Directions
Produce a verbatim copy of the entries listed below.

Material provided
— begin —
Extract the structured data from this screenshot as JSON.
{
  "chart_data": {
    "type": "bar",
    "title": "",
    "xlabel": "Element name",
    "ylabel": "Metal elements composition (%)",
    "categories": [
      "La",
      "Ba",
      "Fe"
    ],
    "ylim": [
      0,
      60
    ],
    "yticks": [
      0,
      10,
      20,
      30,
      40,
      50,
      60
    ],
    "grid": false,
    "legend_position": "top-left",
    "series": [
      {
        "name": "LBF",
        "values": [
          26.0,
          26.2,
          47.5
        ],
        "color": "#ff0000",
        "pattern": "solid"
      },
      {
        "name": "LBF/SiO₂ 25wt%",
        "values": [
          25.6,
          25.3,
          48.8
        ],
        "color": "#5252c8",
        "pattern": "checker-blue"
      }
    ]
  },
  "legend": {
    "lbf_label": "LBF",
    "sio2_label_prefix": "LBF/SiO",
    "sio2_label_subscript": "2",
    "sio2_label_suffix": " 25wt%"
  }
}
— end —
Response
Extract the structured data from this screenshot as JSON.
{
  "chart_data": {
    "type": "bar",
    "title": "",
    "xlabel": "Element name",
    "ylabel": "Metal elements composition (%)",
    "categories": [
      "La",
      "Ba",
      "Fe"
    ],
    "ylim": [
      0,
      60
    ],
    "yticks": [
      0,
      10,
      20,
      30,
      40,
      50,
      60
    ],
    "grid": false,
    "legend_position": "top-left",
    "series": [
      {
        "name": "LBF",
        "values": [
          26.0,
          26.2,
          47.5
        ],
        "color": "#ff0000",
        "pattern": "solid"
      },
      {
        "name": "LBF/SiO₂ 25wt%",
        "values": [
          25.6,
          25.3,
          48.8
        ],
        "color": "#5252c8",
        "pattern": "checker-blue"
      }
    ]
  },
  "legend": {
    "lbf_label": "LBF",
    "sio2_label_prefix": "LBF/SiO",
    "sio2_label_subscript": "2",
    "sio2_label_suffix": " 25wt%"
  }
}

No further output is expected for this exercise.